> [Exercise goal]: Each line containing the word "اپنے" must be collected.

** START OF Records for this task **

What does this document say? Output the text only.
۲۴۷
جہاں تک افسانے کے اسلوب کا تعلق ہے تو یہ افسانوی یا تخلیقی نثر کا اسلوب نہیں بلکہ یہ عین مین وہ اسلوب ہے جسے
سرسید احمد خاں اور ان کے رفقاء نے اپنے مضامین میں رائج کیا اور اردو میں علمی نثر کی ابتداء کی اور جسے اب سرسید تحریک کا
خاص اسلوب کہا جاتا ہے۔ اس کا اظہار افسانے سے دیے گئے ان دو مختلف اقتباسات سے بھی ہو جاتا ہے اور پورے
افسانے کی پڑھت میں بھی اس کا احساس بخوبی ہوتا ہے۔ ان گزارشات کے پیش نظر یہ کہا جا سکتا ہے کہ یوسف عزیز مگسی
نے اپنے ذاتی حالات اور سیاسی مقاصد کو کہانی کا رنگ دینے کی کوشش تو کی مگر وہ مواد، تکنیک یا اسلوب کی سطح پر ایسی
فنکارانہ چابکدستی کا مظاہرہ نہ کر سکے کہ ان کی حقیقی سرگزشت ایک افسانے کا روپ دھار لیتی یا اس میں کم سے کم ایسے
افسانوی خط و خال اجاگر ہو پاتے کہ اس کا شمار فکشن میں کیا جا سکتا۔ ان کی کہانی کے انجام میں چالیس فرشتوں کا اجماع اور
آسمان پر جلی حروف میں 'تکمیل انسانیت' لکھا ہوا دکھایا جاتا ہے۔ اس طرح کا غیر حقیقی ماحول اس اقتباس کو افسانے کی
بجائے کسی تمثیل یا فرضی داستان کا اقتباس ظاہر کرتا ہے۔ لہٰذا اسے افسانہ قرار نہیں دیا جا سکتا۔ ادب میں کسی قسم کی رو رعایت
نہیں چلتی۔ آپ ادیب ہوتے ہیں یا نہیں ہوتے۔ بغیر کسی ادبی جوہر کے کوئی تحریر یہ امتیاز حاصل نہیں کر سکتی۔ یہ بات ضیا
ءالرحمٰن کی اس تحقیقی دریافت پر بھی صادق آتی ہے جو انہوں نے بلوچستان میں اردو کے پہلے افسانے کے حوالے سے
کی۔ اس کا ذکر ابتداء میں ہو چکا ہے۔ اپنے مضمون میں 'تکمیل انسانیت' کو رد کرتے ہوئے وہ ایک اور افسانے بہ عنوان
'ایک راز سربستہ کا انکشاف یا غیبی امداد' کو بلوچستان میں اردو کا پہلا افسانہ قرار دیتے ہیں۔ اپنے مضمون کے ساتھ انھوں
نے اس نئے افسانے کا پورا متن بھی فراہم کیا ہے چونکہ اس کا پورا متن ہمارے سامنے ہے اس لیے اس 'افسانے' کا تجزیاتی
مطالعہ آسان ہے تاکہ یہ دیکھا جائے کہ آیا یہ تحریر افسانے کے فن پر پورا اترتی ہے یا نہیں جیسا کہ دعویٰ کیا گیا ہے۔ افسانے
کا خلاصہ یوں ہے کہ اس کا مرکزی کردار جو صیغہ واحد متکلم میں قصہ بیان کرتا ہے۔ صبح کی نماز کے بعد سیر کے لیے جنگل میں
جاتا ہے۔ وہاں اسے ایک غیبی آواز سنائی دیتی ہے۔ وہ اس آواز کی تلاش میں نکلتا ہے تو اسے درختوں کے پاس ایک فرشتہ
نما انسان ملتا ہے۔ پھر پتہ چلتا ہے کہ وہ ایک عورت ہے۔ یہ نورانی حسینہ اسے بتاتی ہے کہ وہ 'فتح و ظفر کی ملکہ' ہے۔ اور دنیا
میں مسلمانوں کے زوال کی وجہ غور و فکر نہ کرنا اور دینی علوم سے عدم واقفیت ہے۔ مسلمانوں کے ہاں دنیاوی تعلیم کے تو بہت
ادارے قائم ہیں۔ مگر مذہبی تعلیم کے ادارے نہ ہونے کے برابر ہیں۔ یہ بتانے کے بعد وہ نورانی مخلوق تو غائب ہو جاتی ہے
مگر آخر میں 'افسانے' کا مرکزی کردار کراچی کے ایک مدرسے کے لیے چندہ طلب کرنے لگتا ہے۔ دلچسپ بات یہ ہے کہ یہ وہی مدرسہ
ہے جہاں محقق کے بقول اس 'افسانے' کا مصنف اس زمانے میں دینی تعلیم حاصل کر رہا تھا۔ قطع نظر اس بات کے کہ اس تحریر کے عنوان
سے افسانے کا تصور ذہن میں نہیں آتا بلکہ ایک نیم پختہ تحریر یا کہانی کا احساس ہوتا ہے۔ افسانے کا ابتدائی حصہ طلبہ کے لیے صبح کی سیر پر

** END OF Records for this task **
** START OF Records for this task **

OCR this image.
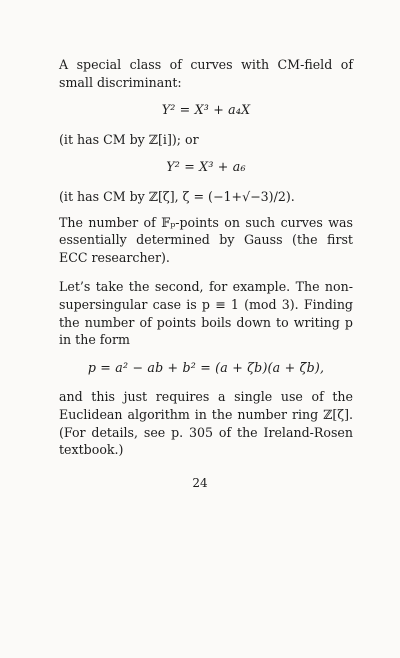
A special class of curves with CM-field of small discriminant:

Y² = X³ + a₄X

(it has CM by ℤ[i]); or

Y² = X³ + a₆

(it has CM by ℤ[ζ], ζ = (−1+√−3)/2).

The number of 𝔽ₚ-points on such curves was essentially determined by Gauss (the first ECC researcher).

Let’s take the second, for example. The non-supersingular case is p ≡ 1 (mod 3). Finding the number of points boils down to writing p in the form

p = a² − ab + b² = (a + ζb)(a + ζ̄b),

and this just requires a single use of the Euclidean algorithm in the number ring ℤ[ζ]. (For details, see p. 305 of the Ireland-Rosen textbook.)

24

** END OF Records for this task **
** START OF Records for this task **

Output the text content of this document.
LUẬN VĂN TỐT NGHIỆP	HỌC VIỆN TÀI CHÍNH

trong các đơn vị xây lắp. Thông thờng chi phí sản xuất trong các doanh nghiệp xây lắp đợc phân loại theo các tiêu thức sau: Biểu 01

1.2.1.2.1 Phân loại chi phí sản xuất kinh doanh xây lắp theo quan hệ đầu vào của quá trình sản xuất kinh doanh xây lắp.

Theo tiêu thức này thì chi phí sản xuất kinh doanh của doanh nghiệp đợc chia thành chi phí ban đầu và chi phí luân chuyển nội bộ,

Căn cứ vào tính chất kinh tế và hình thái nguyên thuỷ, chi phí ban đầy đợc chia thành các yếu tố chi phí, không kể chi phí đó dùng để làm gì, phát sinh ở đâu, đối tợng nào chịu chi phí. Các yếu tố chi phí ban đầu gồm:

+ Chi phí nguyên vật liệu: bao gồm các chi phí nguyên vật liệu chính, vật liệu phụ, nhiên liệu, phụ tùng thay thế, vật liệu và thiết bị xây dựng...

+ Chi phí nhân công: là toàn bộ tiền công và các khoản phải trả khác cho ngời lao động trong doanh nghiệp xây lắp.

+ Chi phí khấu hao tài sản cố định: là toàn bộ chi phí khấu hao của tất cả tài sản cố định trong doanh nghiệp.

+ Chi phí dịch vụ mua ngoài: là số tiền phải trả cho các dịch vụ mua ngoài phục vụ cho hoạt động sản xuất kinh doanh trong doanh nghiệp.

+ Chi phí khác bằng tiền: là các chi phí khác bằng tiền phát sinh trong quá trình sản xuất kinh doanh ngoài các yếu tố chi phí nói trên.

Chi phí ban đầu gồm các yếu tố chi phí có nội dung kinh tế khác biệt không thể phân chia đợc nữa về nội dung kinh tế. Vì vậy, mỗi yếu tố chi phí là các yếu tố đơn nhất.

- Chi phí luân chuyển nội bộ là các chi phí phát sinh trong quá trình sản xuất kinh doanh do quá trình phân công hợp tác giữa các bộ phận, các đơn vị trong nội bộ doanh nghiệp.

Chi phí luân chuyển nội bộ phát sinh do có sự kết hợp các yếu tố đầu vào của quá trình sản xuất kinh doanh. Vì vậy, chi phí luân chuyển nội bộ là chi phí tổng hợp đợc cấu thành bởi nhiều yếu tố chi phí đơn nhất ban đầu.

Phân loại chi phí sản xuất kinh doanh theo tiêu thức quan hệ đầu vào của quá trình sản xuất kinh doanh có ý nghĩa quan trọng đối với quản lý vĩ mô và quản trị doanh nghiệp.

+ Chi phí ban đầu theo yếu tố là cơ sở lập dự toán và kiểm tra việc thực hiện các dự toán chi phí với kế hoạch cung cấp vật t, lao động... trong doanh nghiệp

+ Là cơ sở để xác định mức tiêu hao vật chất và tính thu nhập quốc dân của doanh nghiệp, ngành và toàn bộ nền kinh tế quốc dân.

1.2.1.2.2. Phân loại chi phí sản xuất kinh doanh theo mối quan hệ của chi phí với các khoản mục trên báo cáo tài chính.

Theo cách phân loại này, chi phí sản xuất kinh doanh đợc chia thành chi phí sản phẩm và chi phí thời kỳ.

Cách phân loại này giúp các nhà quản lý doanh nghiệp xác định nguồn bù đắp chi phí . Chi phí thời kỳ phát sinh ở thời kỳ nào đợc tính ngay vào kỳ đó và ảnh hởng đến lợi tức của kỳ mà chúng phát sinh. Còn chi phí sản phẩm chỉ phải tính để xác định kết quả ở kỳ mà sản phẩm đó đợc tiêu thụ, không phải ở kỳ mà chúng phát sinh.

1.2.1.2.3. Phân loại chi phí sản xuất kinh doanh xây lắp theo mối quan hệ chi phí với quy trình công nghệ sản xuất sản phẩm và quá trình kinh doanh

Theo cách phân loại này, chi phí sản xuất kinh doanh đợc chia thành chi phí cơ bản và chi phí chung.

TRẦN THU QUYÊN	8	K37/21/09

** END OF Records for this task **

> [Final answer]:
سرسید احمد خاں اور ان کے رفقاء نے اپنے مضامین میں رائج کیا اور اردو میں علمی نثر کی ابتداء کی اور جسے اب سرسید تحریک کا
نے اپنے ذاتی حالات اور سیاسی مقاصد کو کہانی کا رنگ دینے کی کوشش تو کی مگر وہ مواد، تکنیک یا اسلوب کی سطح پر ایسی
کی۔ اس کا ذکر ابتداء میں ہو چکا ہے۔ اپنے مضمون میں 'تکمیل انسانیت' کو رد کرتے ہوئے وہ ایک اور افسانے بہ عنوان
'ایک راز سربستہ کا انکشاف یا غیبی امداد' کو بلوچستان میں اردو کا پہلا افسانہ قرار دیتے ہیں۔ اپنے مضمون کے ساتھ انھوں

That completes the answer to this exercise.